## Exercise task
Copy every line of the entries that includes the word "siempre".

[Stored data]
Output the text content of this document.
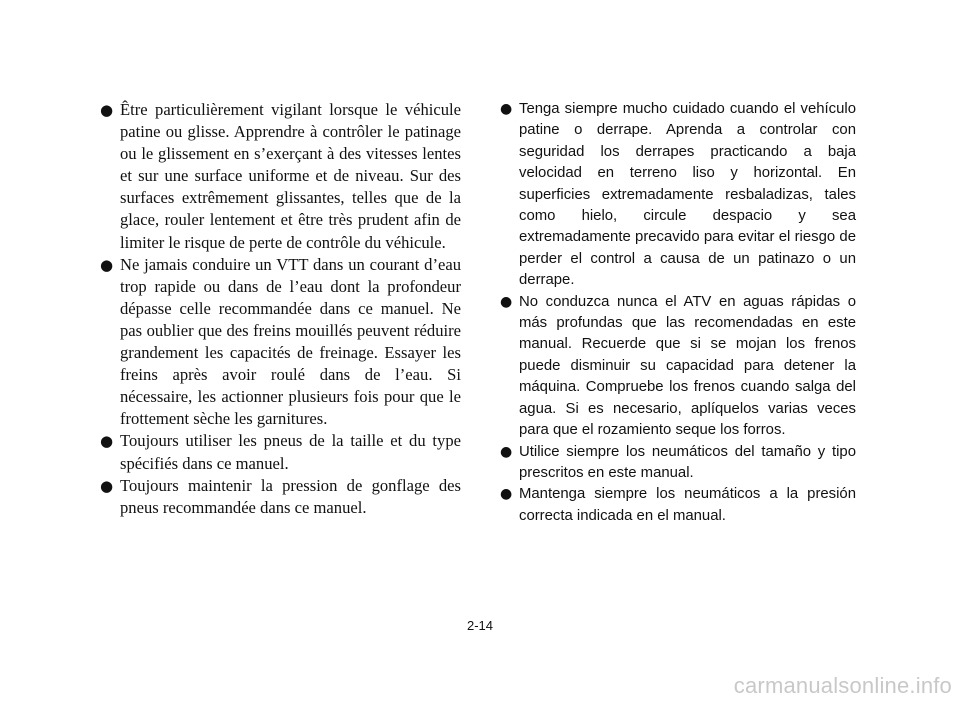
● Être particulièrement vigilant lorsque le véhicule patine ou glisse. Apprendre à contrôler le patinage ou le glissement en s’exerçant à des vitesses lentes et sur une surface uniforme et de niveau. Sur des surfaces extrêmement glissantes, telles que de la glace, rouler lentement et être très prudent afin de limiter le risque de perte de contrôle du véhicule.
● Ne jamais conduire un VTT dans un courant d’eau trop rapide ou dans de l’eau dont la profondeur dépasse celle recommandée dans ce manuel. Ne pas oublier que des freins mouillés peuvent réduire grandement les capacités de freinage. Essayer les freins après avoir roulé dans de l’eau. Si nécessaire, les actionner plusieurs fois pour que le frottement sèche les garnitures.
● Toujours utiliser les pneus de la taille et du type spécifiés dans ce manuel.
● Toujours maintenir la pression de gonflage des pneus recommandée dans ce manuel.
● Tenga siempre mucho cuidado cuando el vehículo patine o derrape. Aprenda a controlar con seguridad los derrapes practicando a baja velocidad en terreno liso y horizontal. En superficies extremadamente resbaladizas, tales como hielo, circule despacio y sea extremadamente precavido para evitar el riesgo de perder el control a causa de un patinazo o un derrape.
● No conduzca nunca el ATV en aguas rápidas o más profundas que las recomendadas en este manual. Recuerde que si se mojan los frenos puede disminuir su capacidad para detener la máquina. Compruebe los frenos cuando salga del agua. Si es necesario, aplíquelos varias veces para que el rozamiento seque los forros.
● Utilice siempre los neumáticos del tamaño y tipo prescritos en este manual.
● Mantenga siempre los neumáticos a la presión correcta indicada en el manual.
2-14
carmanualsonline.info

## Written response
● Tenga siempre mucho cuidado cuando el vehículo patine o derrape. Aprenda a controlar con seguridad los derrapes practicando a baja velocidad en terreno liso y horizontal. En superficies extremadamente resbaladizas, tales como hielo, circule despacio y sea extremadamente precavido para evitar el riesgo de perder el control a causa de un patinazo o un derrape.
● Utilice siempre los neumáticos del tamaño y tipo prescritos en este manual.
● Mantenga siempre los neumáticos a la presión correcta indicada en el manual.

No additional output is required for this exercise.